Direction: Pick out the lines below with "تعالى" and list them.

Stored records:
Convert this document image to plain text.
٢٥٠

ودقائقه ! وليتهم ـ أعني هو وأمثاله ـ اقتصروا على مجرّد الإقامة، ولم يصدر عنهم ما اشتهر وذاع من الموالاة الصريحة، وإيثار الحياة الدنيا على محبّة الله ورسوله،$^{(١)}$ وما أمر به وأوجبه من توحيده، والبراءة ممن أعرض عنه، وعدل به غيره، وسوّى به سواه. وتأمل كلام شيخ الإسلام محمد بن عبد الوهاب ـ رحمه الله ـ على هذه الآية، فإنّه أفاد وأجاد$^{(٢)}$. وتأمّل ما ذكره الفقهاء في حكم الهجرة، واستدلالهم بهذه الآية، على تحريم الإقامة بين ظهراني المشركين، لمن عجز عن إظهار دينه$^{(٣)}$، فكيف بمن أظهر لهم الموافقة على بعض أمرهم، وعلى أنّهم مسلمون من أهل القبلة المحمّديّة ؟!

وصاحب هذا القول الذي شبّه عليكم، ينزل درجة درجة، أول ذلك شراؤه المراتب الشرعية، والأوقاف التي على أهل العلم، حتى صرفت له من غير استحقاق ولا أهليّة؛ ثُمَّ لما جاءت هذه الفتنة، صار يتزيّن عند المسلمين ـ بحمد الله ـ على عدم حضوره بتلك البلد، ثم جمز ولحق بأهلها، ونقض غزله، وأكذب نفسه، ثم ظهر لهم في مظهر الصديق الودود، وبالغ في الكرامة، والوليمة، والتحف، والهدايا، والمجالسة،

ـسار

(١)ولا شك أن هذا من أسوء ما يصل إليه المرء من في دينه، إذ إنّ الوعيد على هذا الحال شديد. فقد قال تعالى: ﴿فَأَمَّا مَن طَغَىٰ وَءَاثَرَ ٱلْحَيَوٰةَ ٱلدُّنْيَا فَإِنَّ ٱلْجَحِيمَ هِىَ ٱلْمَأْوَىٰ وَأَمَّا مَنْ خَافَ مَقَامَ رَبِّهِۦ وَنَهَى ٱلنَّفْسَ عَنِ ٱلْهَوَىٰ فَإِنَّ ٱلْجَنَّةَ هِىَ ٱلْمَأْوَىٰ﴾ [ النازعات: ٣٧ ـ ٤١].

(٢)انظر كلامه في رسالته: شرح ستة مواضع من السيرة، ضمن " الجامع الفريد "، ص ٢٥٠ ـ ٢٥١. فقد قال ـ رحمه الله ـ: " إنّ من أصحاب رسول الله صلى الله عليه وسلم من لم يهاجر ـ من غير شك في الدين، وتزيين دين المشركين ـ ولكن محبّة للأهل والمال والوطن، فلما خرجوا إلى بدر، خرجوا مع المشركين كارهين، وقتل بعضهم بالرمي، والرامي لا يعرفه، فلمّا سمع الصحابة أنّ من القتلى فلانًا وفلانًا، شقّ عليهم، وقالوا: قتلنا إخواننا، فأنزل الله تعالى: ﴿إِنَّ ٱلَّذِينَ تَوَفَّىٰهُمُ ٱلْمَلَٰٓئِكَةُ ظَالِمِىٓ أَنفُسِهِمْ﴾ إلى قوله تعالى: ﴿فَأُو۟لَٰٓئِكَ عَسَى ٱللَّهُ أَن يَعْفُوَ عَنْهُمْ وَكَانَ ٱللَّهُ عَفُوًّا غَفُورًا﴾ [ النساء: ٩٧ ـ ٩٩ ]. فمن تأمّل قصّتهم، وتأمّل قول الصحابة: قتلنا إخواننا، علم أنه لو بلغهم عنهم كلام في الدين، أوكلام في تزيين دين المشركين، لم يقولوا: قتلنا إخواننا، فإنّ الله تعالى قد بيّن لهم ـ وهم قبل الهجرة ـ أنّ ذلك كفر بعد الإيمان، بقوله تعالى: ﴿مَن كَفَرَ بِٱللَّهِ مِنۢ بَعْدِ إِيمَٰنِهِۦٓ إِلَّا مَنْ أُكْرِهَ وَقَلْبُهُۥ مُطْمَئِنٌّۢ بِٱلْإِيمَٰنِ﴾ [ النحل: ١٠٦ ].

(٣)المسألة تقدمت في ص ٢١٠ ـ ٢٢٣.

Expected output:
(١)ولا شك أن هذا من أسوء ما يصل إليه المرء من في دينه، إذ إنّ الوعيد على هذا الحال شديد. فقد قال تعالى: ﴿فَأَمَّا مَن طَغَىٰ وَءَاثَرَ ٱلْحَيَوٰةَ ٱلدُّنْيَا فَإِنَّ ٱلْجَحِيمَ هِىَ ٱلْمَأْوَىٰ وَأَمَّا مَنْ خَافَ مَقَامَ رَبِّهِۦ وَنَهَى ٱلنَّفْسَ عَنِ ٱلْهَوَىٰ فَإِنَّ ٱلْجَنَّةَ هِىَ ٱلْمَأْوَىٰ﴾ [ النازعات: ٣٧ ـ ٤١].
(٢)انظر كلامه في رسالته: شرح ستة مواضع من السيرة، ضمن " الجامع الفريد "، ص ٢٥٠ ـ ٢٥١. فقد قال ـ رحمه الله ـ: " إنّ من أصحاب رسول الله صلى الله عليه وسلم من لم يهاجر ـ من غير شك في الدين، وتزيين دين المشركين ـ ولكن محبّة للأهل والمال والوطن، فلما خرجوا إلى بدر، خرجوا مع المشركين كارهين، وقتل بعضهم بالرمي، والرامي لا يعرفه، فلمّا سمع الصحابة أنّ من القتلى فلانًا وفلانًا، شقّ عليهم، وقالوا: قتلنا إخواننا، فأنزل الله تعالى: ﴿إِنَّ ٱلَّذِينَ تَوَفَّىٰهُمُ ٱلْمَلَٰٓئِكَةُ ظَالِمِىٓ أَنفُسِهِمْ﴾ إلى قوله تعالى: ﴿فَأُو۟لَٰٓئِكَ عَسَى ٱللَّهُ أَن يَعْفُوَ عَنْهُمْ وَكَانَ ٱللَّهُ عَفُوًّا غَفُورًا﴾ [ النساء: ٩٧ ـ ٩٩ ]. فمن تأمّل قصّتهم، وتأمّل قول الصحابة: قتلنا إخواننا، علم أنه لو بلغهم عنهم كلام في الدين، أوكلام في تزيين دين المشركين، لم يقولوا: قتلنا إخواننا، فإنّ الله تعالى قد بيّن لهم ـ وهم قبل الهجرة ـ أنّ ذلك كفر بعد الإيمان، بقوله تعالى: ﴿مَن كَفَرَ بِٱللَّهِ مِنۢ بَعْدِ إِيمَٰنِهِۦٓ إِلَّا مَنْ أُكْرِهَ وَقَلْبُهُۥ مُطْمَئِنٌّۢ بِٱلْإِيمَٰنِ﴾ [ النحل: ١٠٦ ].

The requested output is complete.